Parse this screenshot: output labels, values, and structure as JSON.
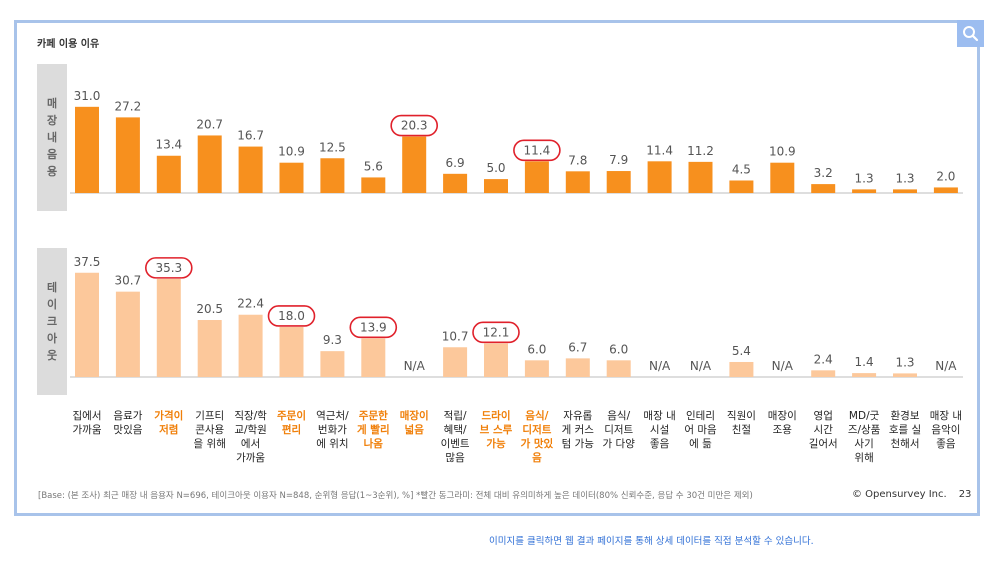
{
  "title": "카페 이용 이유",
  "side_labels": {
    "top": "매장내음용",
    "bottom": "테이크아웃"
  },
  "footnote": "[Base: (본 조사) 최근 매장 내 음용자 N=696, 테이크아웃 이용자 N=848, 순위형 응답(1~3순위), %] *빨간 동그라미: 전체 대비 유의미하게 높은 데이터(80% 신뢰수준, 응답 수 30건 미만은 제외)",
  "copyright": "© Opensurvey Inc.",
  "page_number": "23",
  "click_hint": "이미지를 클릭하면 웹 결과 페이지를 통해 상세 데이터를 직접 분석할 수 있습니다.",
  "icons": {
    "search": "search-icon"
  },
  "colors": {
    "dine_in": "#f7901e",
    "takeout": "#fcc89b",
    "highlight_text": "#f07f09",
    "circle": "#e0212b",
    "border": "#a8c3ea"
  },
  "chart_data": {
    "type": "bar",
    "title": "카페 이용 이유",
    "categories": [
      "집에서\n가까움",
      "음료가\n맛있음",
      "가격이\n저렴",
      "기프티\n콘사용\n을 위해",
      "직장/학\n교/학원\n에서\n가까움",
      "주문이\n편리",
      "역근처/\n번화가\n에 위치",
      "주문한\n게 빨리\n나옴",
      "매장이\n넓음",
      "적립/\n혜택/\n이벤트\n많음",
      "드라이\n브 스루\n가능",
      "음식/\n디저트\n가 맛있\n음",
      "자유롭\n게 커스\n텀 가능",
      "음식/\n디저트\n가 다양",
      "매장 내\n시설\n좋음",
      "인테리\n어 마음\n에 듦",
      "직원이\n친절",
      "매장이\n조용",
      "영업\n시간\n길어서",
      "MD/굿\n즈/상품\n사기\n위해",
      "환경보\n호를 실\n천해서",
      "매장 내\n음악이\n좋음"
    ],
    "highlighted_categories": [
      2,
      5,
      7,
      8,
      10,
      11
    ],
    "series": [
      {
        "name": "매장내음용",
        "values": [
          31.0,
          27.2,
          13.4,
          20.7,
          16.7,
          10.9,
          12.5,
          5.6,
          20.3,
          6.9,
          5.0,
          11.4,
          7.8,
          7.9,
          11.4,
          11.2,
          4.5,
          10.9,
          3.2,
          1.3,
          1.3,
          2.0
        ],
        "labels": [
          "31.0",
          "27.2",
          "13.4",
          "20.7",
          "16.7",
          "10.9",
          "12.5",
          "5.6",
          "20.3",
          "6.9",
          "5.0",
          "11.4",
          "7.8",
          "7.9",
          "11.4",
          "11.2",
          "4.5",
          "10.9",
          "3.2",
          "1.3",
          "1.3",
          "2.0"
        ],
        "circled": [
          8,
          11
        ]
      },
      {
        "name": "테이크아웃",
        "values": [
          37.5,
          30.7,
          35.3,
          20.5,
          22.4,
          18.0,
          9.3,
          13.9,
          null,
          10.7,
          12.1,
          6.0,
          6.7,
          6.0,
          null,
          null,
          5.4,
          null,
          2.4,
          1.4,
          1.3,
          null
        ],
        "labels": [
          "37.5",
          "30.7",
          "35.3",
          "20.5",
          "22.4",
          "18.0",
          "9.3",
          "13.9",
          "N/A",
          "10.7",
          "12.1",
          "6.0",
          "6.7",
          "6.0",
          "N/A",
          "N/A",
          "5.4",
          "N/A",
          "2.4",
          "1.4",
          "1.3",
          "N/A"
        ],
        "circled": [
          2,
          5,
          7,
          10
        ]
      }
    ]
  }
}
____________________
■ **Problem requirements**
Please transcribe the material above exactly as written. Leave the pictures out.

■ **Complete response**
Parse this screenshot: output labels, values, and structure as JSON.
{
  "title": "카페 이용 이유",
  "side_labels": {
    "top": "매장내음용",
    "bottom": "테이크아웃"
  },
  "footnote": "[Base: (본 조사) 최근 매장 내 음용자 N=696, 테이크아웃 이용자 N=848, 순위형 응답(1~3순위), %] *빨간 동그라미: 전체 대비 유의미하게 높은 데이터(80% 신뢰수준, 응답 수 30건 미만은 제외)",
  "copyright": "© Opensurvey Inc.",
  "page_number": "23",
  "click_hint": "이미지를 클릭하면 웹 결과 페이지를 통해 상세 데이터를 직접 분석할 수 있습니다.",
  "icons": {
    "search": "search-icon"
  },
  "colors": {
    "dine_in": "#f7901e",
    "takeout": "#fcc89b",
    "highlight_text": "#f07f09",
    "circle": "#e0212b",
    "border": "#a8c3ea"
  },
  "chart_data": {
    "type": "bar",
    "title": "카페 이용 이유",
    "categories": [
      "집에서\n가까움",
      "음료가\n맛있음",
      "가격이\n저렴",
      "기프티\n콘사용\n을 위해",
      "직장/학\n교/학원\n에서\n가까움",
      "주문이\n편리",
      "역근처/\n번화가\n에 위치",
      "주문한\n게 빨리\n나옴",
      "매장이\n넓음",
      "적립/\n혜택/\n이벤트\n많음",
      "드라이\n브 스루\n가능",
      "음식/\n디저트\n가 맛있\n음",
      "자유롭\n게 커스\n텀 가능",
      "음식/\n디저트\n가 다양",
      "매장 내\n시설\n좋음",
      "인테리\n어 마음\n에 듦",
      "직원이\n친절",
      "매장이\n조용",
      "영업\n시간\n길어서",
      "MD/굿\n즈/상품\n사기\n위해",
      "환경보\n호를 실\n천해서",
      "매장 내\n음악이\n좋음"
    ],
    "highlighted_categories": [
      2,
      5,
      7,
      8,
      10,
      11
    ],
    "series": [
      {
        "name": "매장내음용",
        "values": [
          31.0,
          27.2,
          13.4,
          20.7,
          16.7,
          10.9,
          12.5,
          5.6,
          20.3,
          6.9,
          5.0,
          11.4,
          7.8,
          7.9,
          11.4,
          11.2,
          4.5,
          10.9,
          3.2,
          1.3,
          1.3,
          2.0
        ],
        "labels": [
          "31.0",
          "27.2",
          "13.4",
          "20.7",
          "16.7",
          "10.9",
          "12.5",
          "5.6",
          "20.3",
          "6.9",
          "5.0",
          "11.4",
          "7.8",
          "7.9",
          "11.4",
          "11.2",
          "4.5",
          "10.9",
          "3.2",
          "1.3",
          "1.3",
          "2.0"
        ],
        "circled": [
          8,
          11
        ]
      },
      {
        "name": "테이크아웃",
        "values": [
          37.5,
          30.7,
          35.3,
          20.5,
          22.4,
          18.0,
          9.3,
          13.9,
          null,
          10.7,
          12.1,
          6.0,
          6.7,
          6.0,
          null,
          null,
          5.4,
          null,
          2.4,
          1.4,
          1.3,
          null
        ],
        "labels": [
          "37.5",
          "30.7",
          "35.3",
          "20.5",
          "22.4",
          "18.0",
          "9.3",
          "13.9",
          "N/A",
          "10.7",
          "12.1",
          "6.0",
          "6.7",
          "6.0",
          "N/A",
          "N/A",
          "5.4",
          "N/A",
          "2.4",
          "1.4",
          "1.3",
          "N/A"
        ],
        "circled": [
          2,
          5,
          7,
          10
        ]
      }
    ]
  }
}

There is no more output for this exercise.